# [Exercise directions]
Word for word, transcribe every line from the one holding "Enumerate this screenshot's" through the end of the records, but not the pictures.

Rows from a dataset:
----------
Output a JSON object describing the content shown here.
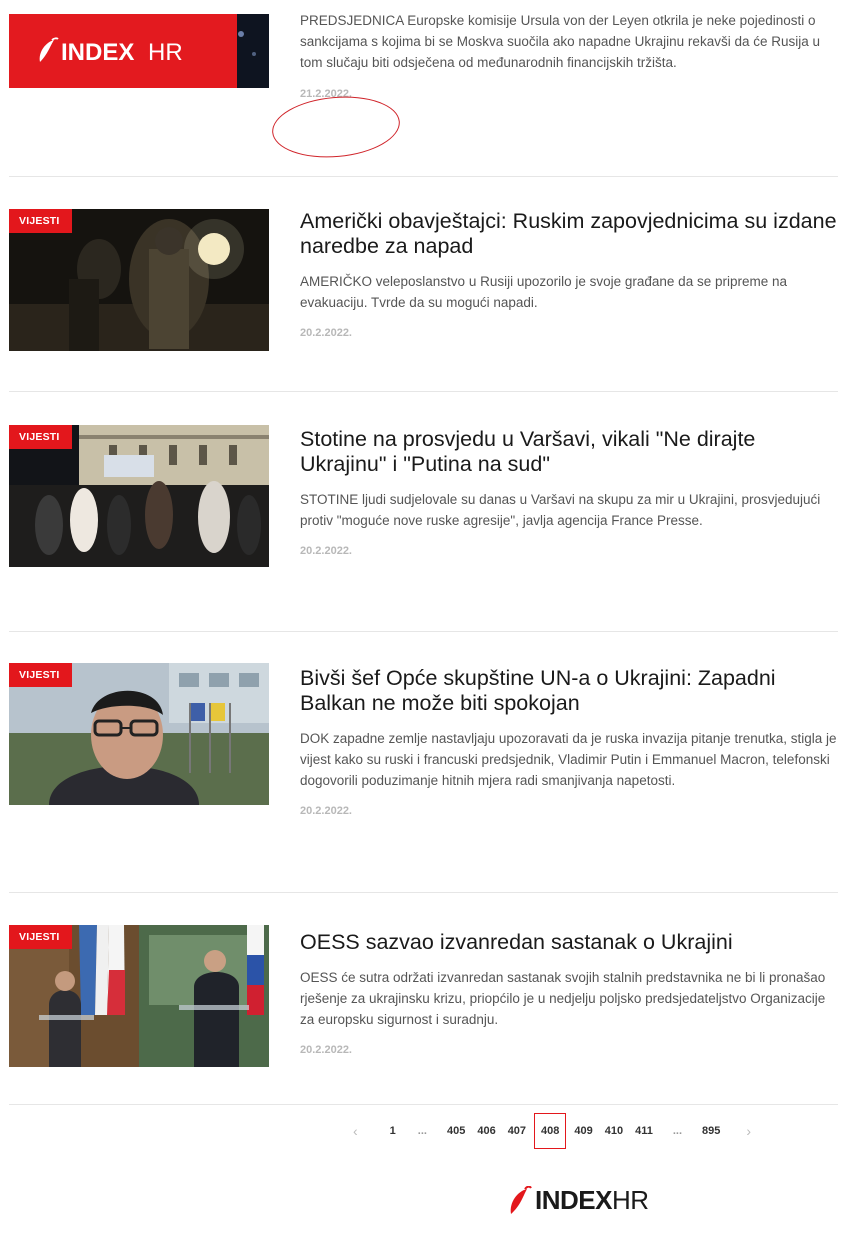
{
  "colors": {
    "brand_red": "#e3171c",
    "date_gray": "#b8b8b8",
    "divider": "#e6e6e6",
    "annotation": "#d0242a"
  },
  "articles": [
    {
      "image_logo": {
        "brand": "INDEX",
        "suffix": "HR",
        "icon": "chili-pepper-icon"
      },
      "teaser": "PREDSJEDNICA Europske komisije Ursula von der Leyen otkrila je neke pojedinosti o sankcijama s kojima bi se Moskva suočila ako napadne Ukrajinu rekavši da će Rusija u tom slučaju biti odsječena od međunarodnih financijskih tržišta.",
      "date": "21.2.2022."
    },
    {
      "badge": "VIJESTI",
      "title": "Američki obavještajci: Ruskim zapovjednicima su izdane naredbe za napad",
      "teaser": "AMERIČKO veleposlanstvo u Rusiji upozorilo je svoje građane da se pripreme na evakuaciju. Tvrde da su mogući napadi.",
      "date": "20.2.2022."
    },
    {
      "badge": "VIJESTI",
      "title": "Stotine na prosvjedu u Varšavi, vikali \"Ne dirajte Ukrajinu\" i \"Putina na sud\"",
      "teaser": "STOTINE ljudi sudjelovale su danas u Varšavi na skupu za mir u Ukrajini, prosvjedujući protiv \"moguće nove ruske agresije\", javlja agencija France Presse.",
      "date": "20.2.2022."
    },
    {
      "badge": "VIJESTI",
      "title": "Bivši šef Opće skupštine UN-a o Ukrajini: Zapadni Balkan ne može biti spokojan",
      "teaser": "DOK zapadne zemlje nastavljaju upozoravati da je ruska invazija pitanje trenutka, stigla je vijest kako su ruski i francuski predsjednik, Vladimir Putin i Emmanuel Macron, telefonski dogovorili poduzimanje hitnih mjera radi smanjivanja napetosti.",
      "date": "20.2.2022."
    },
    {
      "badge": "VIJESTI",
      "title": "OESS sazvao izvanredan sastanak o Ukrajini",
      "teaser": "OESS će sutra održati izvanredan sastanak svojih stalnih predstavnika ne bi li pronašao rješenje za ukrajinsku krizu, priopćilo je u nedjelju poljsko predsjedateljstvo Organizacije za europsku sigurnost i suradnju.",
      "date": "20.2.2022."
    }
  ],
  "pagination": {
    "prev": "‹",
    "next": "›",
    "items": [
      "1",
      "...",
      "405",
      "406",
      "407",
      "408",
      "409",
      "410",
      "411",
      "...",
      "895"
    ],
    "current": "408"
  },
  "footer": {
    "brand": "INDEX",
    "suffix": "HR",
    "icon": "chili-pepper-icon"
  }
}
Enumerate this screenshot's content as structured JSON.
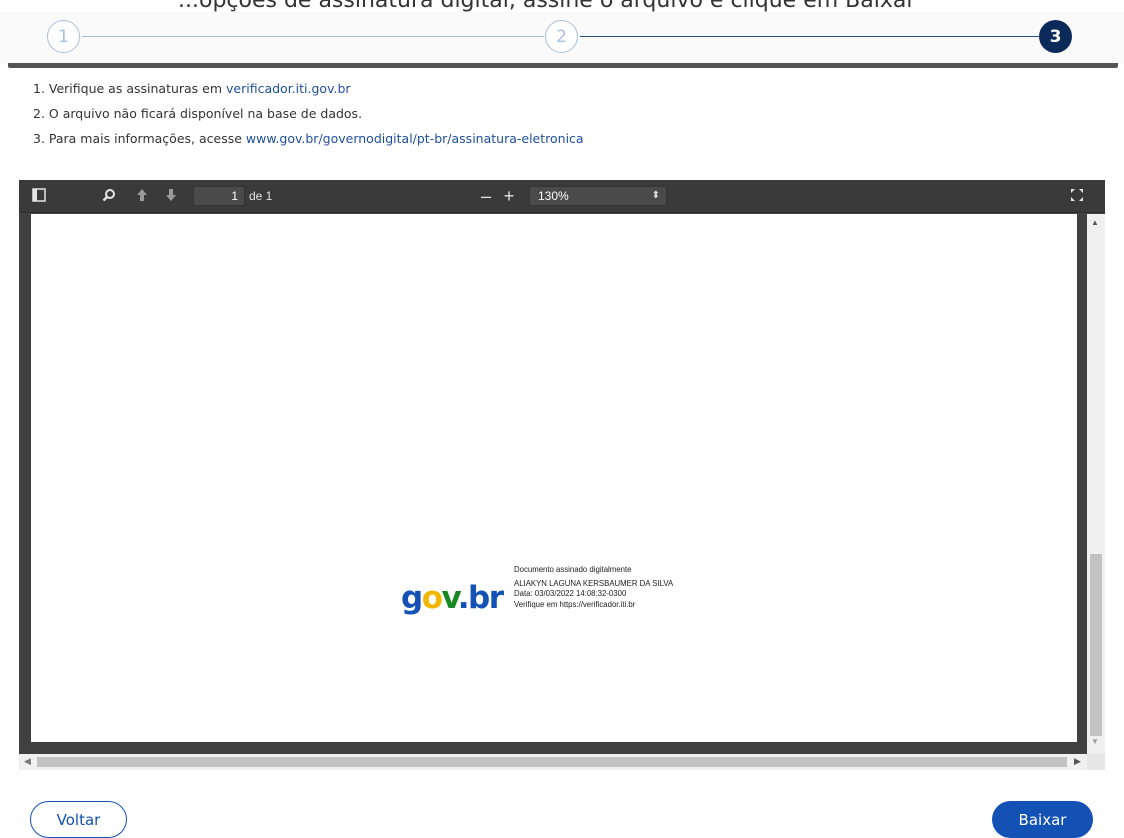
{
  "header": {
    "partial_text": "...opções de assinatura digital, assine o arquivo e clique em Baixar"
  },
  "stepper": {
    "steps": [
      "1",
      "2",
      "3"
    ],
    "active_step": 3
  },
  "info": {
    "item1_prefix": "1. Verifique as assinaturas em ",
    "item1_link": "verificador.iti.gov.br",
    "item2": "2. O arquivo não ficará disponível na base de dados.",
    "item3_prefix": "3. Para mais informações, acesse ",
    "item3_link": "www.gov.br/governodigital/pt-br/assinatura-eletronica"
  },
  "viewer": {
    "page_number": "1",
    "page_of": "de 1",
    "zoom": "130%"
  },
  "stamp": {
    "logo_text": "gov.br",
    "title": "Documento assinado digitalmente",
    "signer": "ALIAKYN LAGUNA KERSBAUMER DA SILVA",
    "date": "Data: 03/03/2022 14:08:32-0300",
    "verify": "Verifique em https://verificador.iti.br"
  },
  "buttons": {
    "back": "Voltar",
    "download": "Baixar"
  },
  "colors": {
    "primary": "#1351b4",
    "step_active": "#0c2a59"
  }
}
----------
# [Exercise response]
Enumerate this screenshot's content as structured JSON.
{
  "header": {
    "partial_text": "...opções de assinatura digital, assine o arquivo e clique em Baixar"
  },
  "stepper": {
    "steps": [
      "1",
      "2",
      "3"
    ],
    "active_step": 3
  },
  "info": {
    "item1_prefix": "1. Verifique as assinaturas em ",
    "item1_link": "verificador.iti.gov.br",
    "item2": "2. O arquivo não ficará disponível na base de dados.",
    "item3_prefix": "3. Para mais informações, acesse ",
    "item3_link": "www.gov.br/governodigital/pt-br/assinatura-eletronica"
  },
  "viewer": {
    "page_number": "1",
    "page_of": "de 1",
    "zoom": "130%"
  },
  "stamp": {
    "logo_text": "gov.br",
    "title": "Documento assinado digitalmente",
    "signer": "ALIAKYN LAGUNA KERSBAUMER DA SILVA",
    "date": "Data: 03/03/2022 14:08:32-0300",
    "verify": "Verifique em https://verificador.iti.br"
  },
  "buttons": {
    "back": "Voltar",
    "download": "Baixar"
  },
  "colors": {
    "primary": "#1351b4",
    "step_active": "#0c2a59"
  }
}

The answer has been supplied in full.